-- start Listed entries --

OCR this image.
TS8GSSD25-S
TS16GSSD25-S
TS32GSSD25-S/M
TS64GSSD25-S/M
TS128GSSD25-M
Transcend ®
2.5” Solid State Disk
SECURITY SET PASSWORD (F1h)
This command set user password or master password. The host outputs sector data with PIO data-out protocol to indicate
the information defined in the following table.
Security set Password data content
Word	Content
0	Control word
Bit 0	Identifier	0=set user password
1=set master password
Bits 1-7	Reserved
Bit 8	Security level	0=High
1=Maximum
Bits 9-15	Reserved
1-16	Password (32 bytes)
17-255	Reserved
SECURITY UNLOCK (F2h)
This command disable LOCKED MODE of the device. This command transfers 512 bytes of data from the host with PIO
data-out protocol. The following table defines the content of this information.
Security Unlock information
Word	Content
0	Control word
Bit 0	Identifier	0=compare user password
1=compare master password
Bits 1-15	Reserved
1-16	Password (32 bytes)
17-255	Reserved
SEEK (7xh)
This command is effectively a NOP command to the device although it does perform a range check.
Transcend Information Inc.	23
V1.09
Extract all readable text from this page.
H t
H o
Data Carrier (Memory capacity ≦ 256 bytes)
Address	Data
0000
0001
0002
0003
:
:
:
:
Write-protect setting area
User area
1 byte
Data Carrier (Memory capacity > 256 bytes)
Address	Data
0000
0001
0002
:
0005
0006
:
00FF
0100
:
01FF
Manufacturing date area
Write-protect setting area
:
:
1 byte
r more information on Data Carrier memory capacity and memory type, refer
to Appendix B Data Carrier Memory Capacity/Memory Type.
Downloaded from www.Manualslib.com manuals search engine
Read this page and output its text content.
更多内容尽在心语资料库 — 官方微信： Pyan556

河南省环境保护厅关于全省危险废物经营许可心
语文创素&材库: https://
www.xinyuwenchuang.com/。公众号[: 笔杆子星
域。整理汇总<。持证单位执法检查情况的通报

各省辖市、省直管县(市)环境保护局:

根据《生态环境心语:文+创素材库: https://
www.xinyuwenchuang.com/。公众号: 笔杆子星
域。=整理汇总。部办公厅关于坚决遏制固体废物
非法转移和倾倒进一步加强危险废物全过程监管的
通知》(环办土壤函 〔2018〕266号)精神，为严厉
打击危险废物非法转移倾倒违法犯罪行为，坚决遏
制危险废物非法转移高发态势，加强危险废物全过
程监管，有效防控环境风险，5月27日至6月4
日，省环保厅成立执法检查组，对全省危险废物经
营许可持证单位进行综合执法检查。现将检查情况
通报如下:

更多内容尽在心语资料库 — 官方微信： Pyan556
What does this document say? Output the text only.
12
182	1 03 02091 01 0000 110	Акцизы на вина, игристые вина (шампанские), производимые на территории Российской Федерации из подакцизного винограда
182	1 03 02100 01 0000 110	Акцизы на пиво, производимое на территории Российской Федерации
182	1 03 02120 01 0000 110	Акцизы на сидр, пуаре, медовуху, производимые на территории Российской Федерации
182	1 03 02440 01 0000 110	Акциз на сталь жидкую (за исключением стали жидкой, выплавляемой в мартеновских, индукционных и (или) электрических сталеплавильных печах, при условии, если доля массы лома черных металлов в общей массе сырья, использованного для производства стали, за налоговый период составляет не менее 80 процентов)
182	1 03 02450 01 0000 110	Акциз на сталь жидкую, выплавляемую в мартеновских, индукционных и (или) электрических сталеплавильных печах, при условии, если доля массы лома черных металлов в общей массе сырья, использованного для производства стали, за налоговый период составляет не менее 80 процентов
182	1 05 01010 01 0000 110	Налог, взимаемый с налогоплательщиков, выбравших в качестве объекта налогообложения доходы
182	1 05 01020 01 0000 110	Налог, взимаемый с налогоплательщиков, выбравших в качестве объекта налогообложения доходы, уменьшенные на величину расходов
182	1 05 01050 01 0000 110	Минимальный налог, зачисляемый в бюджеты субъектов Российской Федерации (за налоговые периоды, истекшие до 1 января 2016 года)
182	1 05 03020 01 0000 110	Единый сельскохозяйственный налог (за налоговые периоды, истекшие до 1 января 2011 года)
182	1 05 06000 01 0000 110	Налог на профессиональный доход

-- end Listed entries --

Quote the entire listing above exactly.

OCR this image.
TS8GSSD25-S
TS16GSSD25-S
TS32GSSD25-S/M
TS64GSSD25-S/M
TS128GSSD25-M
Transcend ®
2.5” Solid State Disk
SECURITY SET PASSWORD (F1h)
This command set user password or master password. The host outputs sector data with PIO data-out protocol to indicate
the information defined in the following table.
Security set Password data content
Word	Content
0	Control word
Bit 0	Identifier	0=set user password
1=set master password
Bits 1-7	Reserved
Bit 8	Security level	0=High
1=Maximum
Bits 9-15	Reserved
1-16	Password (32 bytes)
17-255	Reserved
SECURITY UNLOCK (F2h)
This command disable LOCKED MODE of the device. This command transfers 512 bytes of data from the host with PIO
data-out protocol. The following table defines the content of this information.
Security Unlock information
Word	Content
0	Control word
Bit 0	Identifier	0=compare user password
1=compare master password
Bits 1-15	Reserved
1-16	Password (32 bytes)
17-255	Reserved
SEEK (7xh)
This command is effectively a NOP command to the device although it does perform a range check.
Transcend Information Inc.	23
V1.09
Extract all readable text from this page.
H t
H o
Data Carrier (Memory capacity ≦ 256 bytes)
Address	Data
0000
0001
0002
0003
:
:
:
:
Write-protect setting area
User area
1 byte
Data Carrier (Memory capacity > 256 bytes)
Address	Data
0000
0001
0002
:
0005
0006
:
00FF
0100
:
01FF
Manufacturing date area
Write-protect setting area
:
:
1 byte
r more information on Data Carrier memory capacity and memory type, refer
to Appendix B Data Carrier Memory Capacity/Memory Type.
Downloaded from www.Manualslib.com manuals search engine
Read this page and output its text content.
更多内容尽在心语资料库 — 官方微信： Pyan556

河南省环境保护厅关于全省危险废物经营许可心
语文创素&材库: https://
www.xinyuwenchuang.com/。公众号[: 笔杆子星
域。整理汇总<。持证单位执法检查情况的通报

各省辖市、省直管县(市)环境保护局:

根据《生态环境心语:文+创素材库: https://
www.xinyuwenchuang.com/。公众号: 笔杆子星
域。=整理汇总。部办公厅关于坚决遏制固体废物
非法转移和倾倒进一步加强危险废物全过程监管的
通知》(环办土壤函 〔2018〕266号)精神，为严厉
打击危险废物非法转移倾倒违法犯罪行为，坚决遏
制危险废物非法转移高发态势，加强危险废物全过
程监管，有效防控环境风险，5月27日至6月4
日，省环保厅成立执法检查组，对全省危险废物经
营许可持证单位进行综合执法检查。现将检查情况
通报如下:

更多内容尽在心语资料库 — 官方微信： Pyan556
What does this document say? Output the text only.
12
182	1 03 02091 01 0000 110	Акцизы на вина, игристые вина (шампанские), производимые на территории Российской Федерации из подакцизного винограда
182	1 03 02100 01 0000 110	Акцизы на пиво, производимое на территории Российской Федерации
182	1 03 02120 01 0000 110	Акцизы на сидр, пуаре, медовуху, производимые на территории Российской Федерации
182	1 03 02440 01 0000 110	Акциз на сталь жидкую (за исключением стали жидкой, выплавляемой в мартеновских, индукционных и (или) электрических сталеплавильных печах, при условии, если доля массы лома черных металлов в общей массе сырья, использованного для производства стали, за налоговый период составляет не менее 80 процентов)
182	1 03 02450 01 0000 110	Акциз на сталь жидкую, выплавляемую в мартеновских, индукционных и (или) электрических сталеплавильных печах, при условии, если доля массы лома черных металлов в общей массе сырья, использованного для производства стали, за налоговый период составляет не менее 80 процентов
182	1 05 01010 01 0000 110	Налог, взимаемый с налогоплательщиков, выбравших в качестве объекта налогообложения доходы
182	1 05 01020 01 0000 110	Налог, взимаемый с налогоплательщиков, выбравших в качестве объекта налогообложения доходы, уменьшенные на величину расходов
182	1 05 01050 01 0000 110	Минимальный налог, зачисляемый в бюджеты субъектов Российской Федерации (за налоговые периоды, истекшие до 1 января 2016 года)
182	1 05 03020 01 0000 110	Единый сельскохозяйственный налог (за налоговые периоды, истекшие до 1 января 2011 года)
182	1 05 06000 01 0000 110	Налог на профессиональный доход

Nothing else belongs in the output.